# [Exercise directions]
Collect from the data below each line with "JSON".

# [Data]
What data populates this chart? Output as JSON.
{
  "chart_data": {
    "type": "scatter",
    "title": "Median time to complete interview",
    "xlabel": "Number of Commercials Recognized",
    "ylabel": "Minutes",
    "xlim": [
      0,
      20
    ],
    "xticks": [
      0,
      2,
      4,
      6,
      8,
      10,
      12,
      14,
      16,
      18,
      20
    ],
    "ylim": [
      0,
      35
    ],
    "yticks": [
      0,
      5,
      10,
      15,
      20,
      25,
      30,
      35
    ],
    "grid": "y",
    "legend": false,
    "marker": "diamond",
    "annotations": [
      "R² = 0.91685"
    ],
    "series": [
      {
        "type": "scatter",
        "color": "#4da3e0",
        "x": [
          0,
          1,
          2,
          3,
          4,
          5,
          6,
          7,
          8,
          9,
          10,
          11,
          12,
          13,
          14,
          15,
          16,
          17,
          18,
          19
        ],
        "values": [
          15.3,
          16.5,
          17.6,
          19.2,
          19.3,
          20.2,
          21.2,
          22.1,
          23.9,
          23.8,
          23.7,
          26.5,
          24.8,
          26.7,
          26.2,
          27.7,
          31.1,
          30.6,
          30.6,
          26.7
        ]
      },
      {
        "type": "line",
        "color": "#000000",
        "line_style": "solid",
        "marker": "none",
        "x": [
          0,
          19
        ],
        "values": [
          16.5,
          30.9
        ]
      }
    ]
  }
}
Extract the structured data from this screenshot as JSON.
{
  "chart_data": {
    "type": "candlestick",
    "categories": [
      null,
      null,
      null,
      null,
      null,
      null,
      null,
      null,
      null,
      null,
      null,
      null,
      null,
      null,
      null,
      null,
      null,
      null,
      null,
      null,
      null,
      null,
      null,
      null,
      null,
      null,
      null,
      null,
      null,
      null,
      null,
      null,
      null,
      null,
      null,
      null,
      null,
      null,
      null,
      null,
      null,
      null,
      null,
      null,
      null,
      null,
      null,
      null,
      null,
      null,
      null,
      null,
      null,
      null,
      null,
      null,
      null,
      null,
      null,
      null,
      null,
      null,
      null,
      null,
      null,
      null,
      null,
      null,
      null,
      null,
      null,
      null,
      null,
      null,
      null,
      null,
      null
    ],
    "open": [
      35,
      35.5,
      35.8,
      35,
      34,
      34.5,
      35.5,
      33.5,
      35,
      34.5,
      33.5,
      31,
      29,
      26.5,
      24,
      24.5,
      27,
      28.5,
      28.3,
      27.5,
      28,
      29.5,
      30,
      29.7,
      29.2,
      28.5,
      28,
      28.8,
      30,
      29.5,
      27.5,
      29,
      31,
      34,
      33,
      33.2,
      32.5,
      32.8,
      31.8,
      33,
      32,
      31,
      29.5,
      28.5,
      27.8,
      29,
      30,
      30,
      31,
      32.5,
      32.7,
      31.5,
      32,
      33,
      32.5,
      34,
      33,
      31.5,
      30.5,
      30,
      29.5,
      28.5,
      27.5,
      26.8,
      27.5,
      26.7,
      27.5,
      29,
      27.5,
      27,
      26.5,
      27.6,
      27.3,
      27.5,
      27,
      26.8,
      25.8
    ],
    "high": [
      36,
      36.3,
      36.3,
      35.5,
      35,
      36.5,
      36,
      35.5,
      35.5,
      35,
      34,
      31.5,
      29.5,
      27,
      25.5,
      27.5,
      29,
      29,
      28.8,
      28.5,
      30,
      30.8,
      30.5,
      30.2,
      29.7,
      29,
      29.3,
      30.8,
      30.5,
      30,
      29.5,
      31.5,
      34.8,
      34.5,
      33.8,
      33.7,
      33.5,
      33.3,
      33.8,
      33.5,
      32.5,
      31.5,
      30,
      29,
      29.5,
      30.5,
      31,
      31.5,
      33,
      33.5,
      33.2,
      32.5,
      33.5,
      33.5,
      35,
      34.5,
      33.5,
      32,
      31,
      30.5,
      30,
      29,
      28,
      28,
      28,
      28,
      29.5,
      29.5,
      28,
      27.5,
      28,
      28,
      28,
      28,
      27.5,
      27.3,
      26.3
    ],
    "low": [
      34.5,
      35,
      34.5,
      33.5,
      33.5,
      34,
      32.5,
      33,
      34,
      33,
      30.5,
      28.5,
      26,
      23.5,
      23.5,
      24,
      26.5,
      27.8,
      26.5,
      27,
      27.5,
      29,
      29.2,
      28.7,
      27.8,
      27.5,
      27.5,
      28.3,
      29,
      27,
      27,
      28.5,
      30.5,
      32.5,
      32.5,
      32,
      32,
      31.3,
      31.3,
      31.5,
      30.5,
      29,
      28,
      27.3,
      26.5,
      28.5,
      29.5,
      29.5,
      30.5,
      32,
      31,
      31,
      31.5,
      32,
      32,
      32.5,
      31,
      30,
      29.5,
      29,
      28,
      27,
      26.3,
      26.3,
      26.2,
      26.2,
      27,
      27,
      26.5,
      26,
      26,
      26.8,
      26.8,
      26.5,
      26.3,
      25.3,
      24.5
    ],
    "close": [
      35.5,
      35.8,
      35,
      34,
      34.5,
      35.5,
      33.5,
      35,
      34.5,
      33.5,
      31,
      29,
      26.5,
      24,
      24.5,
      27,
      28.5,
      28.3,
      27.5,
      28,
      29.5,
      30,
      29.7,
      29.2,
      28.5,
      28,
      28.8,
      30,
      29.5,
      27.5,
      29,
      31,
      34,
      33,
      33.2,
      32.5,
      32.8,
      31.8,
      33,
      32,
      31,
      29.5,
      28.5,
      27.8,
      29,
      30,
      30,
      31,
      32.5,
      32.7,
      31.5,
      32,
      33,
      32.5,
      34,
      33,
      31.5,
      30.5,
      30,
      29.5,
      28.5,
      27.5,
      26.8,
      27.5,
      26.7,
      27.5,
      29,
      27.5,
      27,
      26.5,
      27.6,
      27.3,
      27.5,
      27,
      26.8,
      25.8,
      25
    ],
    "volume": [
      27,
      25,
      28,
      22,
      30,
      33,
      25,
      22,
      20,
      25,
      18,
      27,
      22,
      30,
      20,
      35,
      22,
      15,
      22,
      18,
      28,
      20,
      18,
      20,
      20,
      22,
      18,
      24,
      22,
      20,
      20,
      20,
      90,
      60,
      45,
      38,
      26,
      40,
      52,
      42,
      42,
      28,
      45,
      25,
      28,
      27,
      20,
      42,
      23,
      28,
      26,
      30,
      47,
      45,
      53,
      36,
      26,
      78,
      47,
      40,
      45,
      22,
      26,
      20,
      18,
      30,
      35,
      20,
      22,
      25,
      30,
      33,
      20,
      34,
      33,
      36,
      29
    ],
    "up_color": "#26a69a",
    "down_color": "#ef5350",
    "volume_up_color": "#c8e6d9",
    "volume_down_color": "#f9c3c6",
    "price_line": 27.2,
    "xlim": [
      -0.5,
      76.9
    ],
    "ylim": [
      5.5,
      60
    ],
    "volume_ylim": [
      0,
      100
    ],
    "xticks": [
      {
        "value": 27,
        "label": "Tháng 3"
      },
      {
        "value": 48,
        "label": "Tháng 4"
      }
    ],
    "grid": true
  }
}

# [Correct output]
What data populates this chart? Output as JSON.
Extract the structured data from this screenshot as JSON.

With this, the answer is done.